WHAT IS EXPECTED >>
Reproduce the records below exactly as they appear.

EXERCISE MATERIAL >>
**********
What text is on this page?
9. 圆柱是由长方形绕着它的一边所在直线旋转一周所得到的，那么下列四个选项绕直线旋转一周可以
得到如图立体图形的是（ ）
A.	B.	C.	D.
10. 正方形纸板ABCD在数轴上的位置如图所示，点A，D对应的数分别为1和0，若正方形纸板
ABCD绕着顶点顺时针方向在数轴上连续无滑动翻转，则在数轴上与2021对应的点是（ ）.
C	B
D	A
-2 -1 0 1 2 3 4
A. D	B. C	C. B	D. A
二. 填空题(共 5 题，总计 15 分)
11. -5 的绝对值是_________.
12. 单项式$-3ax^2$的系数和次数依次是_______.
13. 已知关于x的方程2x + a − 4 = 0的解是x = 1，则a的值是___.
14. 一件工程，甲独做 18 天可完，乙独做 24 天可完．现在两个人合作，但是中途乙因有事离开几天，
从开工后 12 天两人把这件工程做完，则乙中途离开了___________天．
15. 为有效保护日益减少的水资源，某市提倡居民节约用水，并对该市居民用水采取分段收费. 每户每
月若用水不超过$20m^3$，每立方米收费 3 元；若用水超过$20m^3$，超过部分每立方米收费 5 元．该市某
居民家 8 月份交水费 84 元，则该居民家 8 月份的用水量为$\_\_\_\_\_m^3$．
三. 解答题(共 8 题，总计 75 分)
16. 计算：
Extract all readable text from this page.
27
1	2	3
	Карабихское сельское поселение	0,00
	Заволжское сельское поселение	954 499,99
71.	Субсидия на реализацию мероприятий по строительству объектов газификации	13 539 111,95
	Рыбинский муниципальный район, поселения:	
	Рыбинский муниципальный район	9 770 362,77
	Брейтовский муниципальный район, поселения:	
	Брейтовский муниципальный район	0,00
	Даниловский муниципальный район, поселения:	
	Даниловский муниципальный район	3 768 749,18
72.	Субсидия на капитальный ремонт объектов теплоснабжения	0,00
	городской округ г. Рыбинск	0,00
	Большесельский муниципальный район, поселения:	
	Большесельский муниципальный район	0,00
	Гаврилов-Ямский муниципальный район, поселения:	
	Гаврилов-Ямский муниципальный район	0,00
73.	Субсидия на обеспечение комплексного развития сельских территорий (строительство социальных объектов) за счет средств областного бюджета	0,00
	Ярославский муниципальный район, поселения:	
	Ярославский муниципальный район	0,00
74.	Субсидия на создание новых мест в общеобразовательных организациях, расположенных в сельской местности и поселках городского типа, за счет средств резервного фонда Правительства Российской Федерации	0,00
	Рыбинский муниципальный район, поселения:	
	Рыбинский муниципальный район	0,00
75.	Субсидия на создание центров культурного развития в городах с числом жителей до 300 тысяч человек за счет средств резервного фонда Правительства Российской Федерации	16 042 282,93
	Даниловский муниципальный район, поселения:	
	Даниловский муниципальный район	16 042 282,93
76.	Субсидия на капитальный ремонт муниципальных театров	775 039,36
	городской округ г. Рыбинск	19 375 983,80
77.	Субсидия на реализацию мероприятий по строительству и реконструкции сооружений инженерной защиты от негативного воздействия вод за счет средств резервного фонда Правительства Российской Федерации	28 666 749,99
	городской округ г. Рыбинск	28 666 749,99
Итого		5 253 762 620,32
**********
SOLUTION >>
What text is on this page?
9. 圆柱是由长方形绕着它的一边所在直线旋转一周所得到的，那么下列四个选项绕直线旋转一周可以
得到如图立体图形的是（ ）
A.	B.	C.	D.
10. 正方形纸板ABCD在数轴上的位置如图所示，点A，D对应的数分别为1和0，若正方形纸板
ABCD绕着顶点顺时针方向在数轴上连续无滑动翻转，则在数轴上与2021对应的点是（ ）.
C	B
D	A
-2 -1 0 1 2 3 4
A. D	B. C	C. B	D. A
二. 填空题(共 5 题，总计 15 分)
11. -5 的绝对值是_________.
12. 单项式$-3ax^2$的系数和次数依次是_______.
13. 已知关于x的方程2x + a − 4 = 0的解是x = 1，则a的值是___.
14. 一件工程，甲独做 18 天可完，乙独做 24 天可完．现在两个人合作，但是中途乙因有事离开几天，
从开工后 12 天两人把这件工程做完，则乙中途离开了___________天．
15. 为有效保护日益减少的水资源，某市提倡居民节约用水，并对该市居民用水采取分段收费. 每户每
月若用水不超过$20m^3$，每立方米收费 3 元；若用水超过$20m^3$，超过部分每立方米收费 5 元．该市某
居民家 8 月份交水费 84 元，则该居民家 8 月份的用水量为$\_\_\_\_\_m^3$．
三. 解答题(共 8 题，总计 75 分)
16. 计算：
Extract all readable text from this page.
27
1	2	3
	Карабихское сельское поселение	0,00
	Заволжское сельское поселение	954 499,99
71.	Субсидия на реализацию мероприятий по строительству объектов газификации	13 539 111,95
	Рыбинский муниципальный район, поселения:	
	Рыбинский муниципальный район	9 770 362,77
	Брейтовский муниципальный район, поселения:	
	Брейтовский муниципальный район	0,00
	Даниловский муниципальный район, поселения:	
	Даниловский муниципальный район	3 768 749,18
72.	Субсидия на капитальный ремонт объектов теплоснабжения	0,00
	городской округ г. Рыбинск	0,00
	Большесельский муниципальный район, поселения:	
	Большесельский муниципальный район	0,00
	Гаврилов-Ямский муниципальный район, поселения:	
	Гаврилов-Ямский муниципальный район	0,00
73.	Субсидия на обеспечение комплексного развития сельских территорий (строительство социальных объектов) за счет средств областного бюджета	0,00
	Ярославский муниципальный район, поселения:	
	Ярославский муниципальный район	0,00
74.	Субсидия на создание новых мест в общеобразовательных организациях, расположенных в сельской местности и поселках городского типа, за счет средств резервного фонда Правительства Российской Федерации	0,00
	Рыбинский муниципальный район, поселения:	
	Рыбинский муниципальный район	0,00
75.	Субсидия на создание центров культурного развития в городах с числом жителей до 300 тысяч человек за счет средств резервного фонда Правительства Российской Федерации	16 042 282,93
	Даниловский муниципальный район, поселения:	
	Даниловский муниципальный район	16 042 282,93
76.	Субсидия на капитальный ремонт муниципальных театров	775 039,36
	городской округ г. Рыбинск	19 375 983,80
77.	Субсидия на реализацию мероприятий по строительству и реконструкции сооружений инженерной защиты от негативного воздействия вод за счет средств резервного фонда Правительства Российской Федерации	28 666 749,99
	городской округ г. Рыбинск	28 666 749,99
Итого		5 253 762 620,32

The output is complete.